+++ DATA PROVIDED

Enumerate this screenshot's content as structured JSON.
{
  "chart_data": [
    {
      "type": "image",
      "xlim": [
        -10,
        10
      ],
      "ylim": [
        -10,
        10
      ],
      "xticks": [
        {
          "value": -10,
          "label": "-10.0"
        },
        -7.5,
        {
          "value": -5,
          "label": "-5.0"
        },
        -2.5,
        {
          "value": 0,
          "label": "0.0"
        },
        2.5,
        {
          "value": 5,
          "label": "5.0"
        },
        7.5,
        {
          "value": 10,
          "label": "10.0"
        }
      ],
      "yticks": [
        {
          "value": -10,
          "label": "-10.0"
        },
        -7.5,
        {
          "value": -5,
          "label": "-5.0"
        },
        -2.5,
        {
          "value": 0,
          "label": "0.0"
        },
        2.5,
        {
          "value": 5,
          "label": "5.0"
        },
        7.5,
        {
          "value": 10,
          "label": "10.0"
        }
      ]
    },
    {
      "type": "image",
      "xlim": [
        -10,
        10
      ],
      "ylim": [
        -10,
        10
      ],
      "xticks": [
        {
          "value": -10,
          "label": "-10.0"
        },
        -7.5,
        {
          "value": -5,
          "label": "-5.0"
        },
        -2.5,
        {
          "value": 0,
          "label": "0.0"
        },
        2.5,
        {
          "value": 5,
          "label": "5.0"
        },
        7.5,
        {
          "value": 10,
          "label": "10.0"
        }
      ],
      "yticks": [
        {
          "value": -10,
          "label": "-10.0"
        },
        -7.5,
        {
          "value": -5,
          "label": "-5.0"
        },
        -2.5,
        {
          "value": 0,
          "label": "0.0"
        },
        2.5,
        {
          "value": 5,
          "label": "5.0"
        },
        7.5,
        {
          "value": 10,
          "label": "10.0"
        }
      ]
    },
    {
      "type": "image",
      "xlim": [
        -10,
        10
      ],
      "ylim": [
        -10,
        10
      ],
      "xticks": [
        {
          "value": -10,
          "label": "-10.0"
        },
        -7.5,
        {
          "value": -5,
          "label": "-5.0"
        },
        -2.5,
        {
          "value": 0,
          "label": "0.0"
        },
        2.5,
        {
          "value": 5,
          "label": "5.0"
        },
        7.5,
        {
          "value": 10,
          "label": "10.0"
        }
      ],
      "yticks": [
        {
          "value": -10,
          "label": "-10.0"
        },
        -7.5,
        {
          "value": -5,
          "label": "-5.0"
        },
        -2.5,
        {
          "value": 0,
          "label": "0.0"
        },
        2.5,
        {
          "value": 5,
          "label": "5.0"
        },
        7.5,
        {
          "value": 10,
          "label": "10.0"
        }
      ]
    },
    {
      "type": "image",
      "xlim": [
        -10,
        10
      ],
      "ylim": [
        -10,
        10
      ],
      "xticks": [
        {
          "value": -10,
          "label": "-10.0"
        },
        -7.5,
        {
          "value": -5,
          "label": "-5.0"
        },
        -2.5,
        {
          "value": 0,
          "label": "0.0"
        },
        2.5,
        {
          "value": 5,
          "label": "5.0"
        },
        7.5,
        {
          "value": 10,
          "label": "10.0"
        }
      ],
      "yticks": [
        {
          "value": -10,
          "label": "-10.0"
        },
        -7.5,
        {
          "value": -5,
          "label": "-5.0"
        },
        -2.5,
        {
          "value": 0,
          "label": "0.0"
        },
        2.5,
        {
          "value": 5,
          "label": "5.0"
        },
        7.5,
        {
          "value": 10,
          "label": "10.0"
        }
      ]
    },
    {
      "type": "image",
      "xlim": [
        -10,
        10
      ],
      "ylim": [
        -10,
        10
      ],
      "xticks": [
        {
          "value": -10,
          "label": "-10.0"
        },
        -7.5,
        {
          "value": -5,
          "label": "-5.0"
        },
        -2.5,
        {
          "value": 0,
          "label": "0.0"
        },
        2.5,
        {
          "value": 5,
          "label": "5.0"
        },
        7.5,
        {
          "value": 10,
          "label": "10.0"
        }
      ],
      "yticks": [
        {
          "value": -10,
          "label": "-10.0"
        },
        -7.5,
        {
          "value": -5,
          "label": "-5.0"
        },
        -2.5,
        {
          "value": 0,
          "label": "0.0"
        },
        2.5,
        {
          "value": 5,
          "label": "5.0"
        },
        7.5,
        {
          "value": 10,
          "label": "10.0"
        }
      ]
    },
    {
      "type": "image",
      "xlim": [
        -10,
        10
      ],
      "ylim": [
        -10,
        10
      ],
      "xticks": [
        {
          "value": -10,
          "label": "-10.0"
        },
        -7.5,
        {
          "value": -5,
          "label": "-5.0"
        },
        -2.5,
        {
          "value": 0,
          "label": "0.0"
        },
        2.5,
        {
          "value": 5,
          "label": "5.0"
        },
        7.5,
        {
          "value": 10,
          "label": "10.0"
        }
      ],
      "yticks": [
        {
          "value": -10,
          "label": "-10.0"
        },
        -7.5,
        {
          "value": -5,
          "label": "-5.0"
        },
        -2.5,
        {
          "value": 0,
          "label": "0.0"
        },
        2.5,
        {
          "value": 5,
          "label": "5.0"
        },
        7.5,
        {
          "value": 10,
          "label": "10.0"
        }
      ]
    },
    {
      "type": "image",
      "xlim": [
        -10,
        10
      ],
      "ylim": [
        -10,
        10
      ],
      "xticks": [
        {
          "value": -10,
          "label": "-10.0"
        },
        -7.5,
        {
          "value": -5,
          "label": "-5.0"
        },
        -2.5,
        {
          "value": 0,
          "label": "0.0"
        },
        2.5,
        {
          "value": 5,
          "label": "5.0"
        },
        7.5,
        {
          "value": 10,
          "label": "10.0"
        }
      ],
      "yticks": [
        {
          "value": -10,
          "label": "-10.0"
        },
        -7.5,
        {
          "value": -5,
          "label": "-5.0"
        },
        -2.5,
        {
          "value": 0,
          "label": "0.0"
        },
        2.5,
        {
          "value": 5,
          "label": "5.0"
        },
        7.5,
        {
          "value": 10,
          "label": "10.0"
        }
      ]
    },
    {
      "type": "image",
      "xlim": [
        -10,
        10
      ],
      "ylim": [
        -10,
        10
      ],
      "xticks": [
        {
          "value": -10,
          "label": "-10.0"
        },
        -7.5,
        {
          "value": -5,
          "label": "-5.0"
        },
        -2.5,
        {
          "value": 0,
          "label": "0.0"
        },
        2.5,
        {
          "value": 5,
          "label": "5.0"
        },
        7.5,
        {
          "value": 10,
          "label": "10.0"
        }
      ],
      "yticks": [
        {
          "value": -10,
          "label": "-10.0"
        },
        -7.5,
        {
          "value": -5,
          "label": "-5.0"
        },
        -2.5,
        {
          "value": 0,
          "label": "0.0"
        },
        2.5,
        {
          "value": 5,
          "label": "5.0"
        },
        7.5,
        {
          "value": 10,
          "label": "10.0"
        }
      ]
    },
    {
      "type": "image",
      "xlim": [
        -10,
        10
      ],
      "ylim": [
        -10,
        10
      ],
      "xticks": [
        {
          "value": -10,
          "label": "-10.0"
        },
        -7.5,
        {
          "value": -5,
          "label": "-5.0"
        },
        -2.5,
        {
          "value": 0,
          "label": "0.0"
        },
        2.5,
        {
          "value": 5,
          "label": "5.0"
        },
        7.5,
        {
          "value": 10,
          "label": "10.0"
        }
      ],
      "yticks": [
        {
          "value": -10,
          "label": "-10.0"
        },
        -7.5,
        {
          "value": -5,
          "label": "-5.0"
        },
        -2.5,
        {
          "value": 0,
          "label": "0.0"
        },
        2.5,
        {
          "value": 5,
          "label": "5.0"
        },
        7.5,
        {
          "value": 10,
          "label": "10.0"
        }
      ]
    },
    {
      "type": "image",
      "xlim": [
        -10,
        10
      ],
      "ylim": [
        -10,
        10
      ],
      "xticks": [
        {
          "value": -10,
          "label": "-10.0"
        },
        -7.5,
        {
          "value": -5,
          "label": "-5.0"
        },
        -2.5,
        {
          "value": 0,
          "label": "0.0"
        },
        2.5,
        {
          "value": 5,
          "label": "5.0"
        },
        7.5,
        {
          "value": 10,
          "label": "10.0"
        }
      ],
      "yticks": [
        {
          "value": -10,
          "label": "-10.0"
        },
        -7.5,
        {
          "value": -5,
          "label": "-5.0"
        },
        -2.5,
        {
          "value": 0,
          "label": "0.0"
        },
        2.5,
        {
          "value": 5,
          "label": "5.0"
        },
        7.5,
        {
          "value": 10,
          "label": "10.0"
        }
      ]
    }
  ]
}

++++++
+++ DATA PROVIDED

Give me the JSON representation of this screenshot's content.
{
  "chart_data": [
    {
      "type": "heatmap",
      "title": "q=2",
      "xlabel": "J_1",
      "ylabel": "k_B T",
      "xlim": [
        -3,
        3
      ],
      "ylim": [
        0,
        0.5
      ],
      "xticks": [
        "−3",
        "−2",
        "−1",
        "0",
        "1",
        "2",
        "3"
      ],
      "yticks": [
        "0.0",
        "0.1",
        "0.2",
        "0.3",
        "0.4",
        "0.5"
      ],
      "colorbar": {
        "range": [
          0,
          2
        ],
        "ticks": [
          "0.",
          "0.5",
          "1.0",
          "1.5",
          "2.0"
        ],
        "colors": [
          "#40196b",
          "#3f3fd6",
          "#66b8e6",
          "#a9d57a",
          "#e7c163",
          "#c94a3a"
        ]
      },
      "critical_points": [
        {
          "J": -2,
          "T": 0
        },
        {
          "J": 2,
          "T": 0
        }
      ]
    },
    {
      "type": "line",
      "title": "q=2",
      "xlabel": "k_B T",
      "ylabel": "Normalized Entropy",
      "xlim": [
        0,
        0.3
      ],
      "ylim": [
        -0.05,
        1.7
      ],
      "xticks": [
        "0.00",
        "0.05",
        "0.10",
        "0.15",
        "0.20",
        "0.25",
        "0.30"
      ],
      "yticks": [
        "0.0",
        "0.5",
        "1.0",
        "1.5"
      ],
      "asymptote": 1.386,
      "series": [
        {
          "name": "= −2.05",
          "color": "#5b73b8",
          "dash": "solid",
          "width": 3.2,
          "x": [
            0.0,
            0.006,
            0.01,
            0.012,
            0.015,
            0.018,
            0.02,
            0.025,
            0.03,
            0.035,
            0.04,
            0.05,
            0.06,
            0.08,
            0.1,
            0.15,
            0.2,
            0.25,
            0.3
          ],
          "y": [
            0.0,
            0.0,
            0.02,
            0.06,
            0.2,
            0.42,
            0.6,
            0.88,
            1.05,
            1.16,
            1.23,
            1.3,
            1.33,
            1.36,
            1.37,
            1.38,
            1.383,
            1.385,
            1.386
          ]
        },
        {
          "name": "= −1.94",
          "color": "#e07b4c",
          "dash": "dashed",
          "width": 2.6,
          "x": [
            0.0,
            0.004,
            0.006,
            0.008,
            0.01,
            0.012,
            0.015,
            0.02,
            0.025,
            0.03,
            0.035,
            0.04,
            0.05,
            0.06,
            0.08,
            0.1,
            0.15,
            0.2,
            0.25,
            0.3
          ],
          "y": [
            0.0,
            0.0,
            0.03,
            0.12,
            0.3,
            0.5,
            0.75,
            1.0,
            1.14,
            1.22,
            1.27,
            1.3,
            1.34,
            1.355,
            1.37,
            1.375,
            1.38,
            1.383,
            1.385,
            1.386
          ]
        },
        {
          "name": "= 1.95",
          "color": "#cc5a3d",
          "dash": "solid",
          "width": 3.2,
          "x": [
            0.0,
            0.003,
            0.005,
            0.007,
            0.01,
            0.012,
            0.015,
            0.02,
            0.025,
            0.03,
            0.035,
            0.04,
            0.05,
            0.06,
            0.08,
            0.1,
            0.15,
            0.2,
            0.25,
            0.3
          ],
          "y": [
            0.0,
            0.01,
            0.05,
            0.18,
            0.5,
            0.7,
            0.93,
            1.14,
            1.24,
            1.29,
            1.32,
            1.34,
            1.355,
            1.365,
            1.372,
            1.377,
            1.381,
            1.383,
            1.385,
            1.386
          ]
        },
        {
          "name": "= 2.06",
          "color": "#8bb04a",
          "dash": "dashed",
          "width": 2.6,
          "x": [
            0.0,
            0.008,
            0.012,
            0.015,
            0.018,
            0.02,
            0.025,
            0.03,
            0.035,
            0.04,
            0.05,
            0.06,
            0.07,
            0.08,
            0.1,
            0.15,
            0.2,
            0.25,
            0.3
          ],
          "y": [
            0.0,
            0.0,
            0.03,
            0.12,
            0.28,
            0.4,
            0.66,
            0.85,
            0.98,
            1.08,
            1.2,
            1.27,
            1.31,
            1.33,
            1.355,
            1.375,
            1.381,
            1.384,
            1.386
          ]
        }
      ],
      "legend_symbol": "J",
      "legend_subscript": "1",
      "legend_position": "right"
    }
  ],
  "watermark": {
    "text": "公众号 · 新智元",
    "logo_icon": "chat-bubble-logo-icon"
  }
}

++++++

Pick each line holding the word "this" out of the listing.

SOLUTION TO THE EXERCISE »
Enumerate this screenshot's content as structured JSON.
Give me the JSON representation of this screenshot's content.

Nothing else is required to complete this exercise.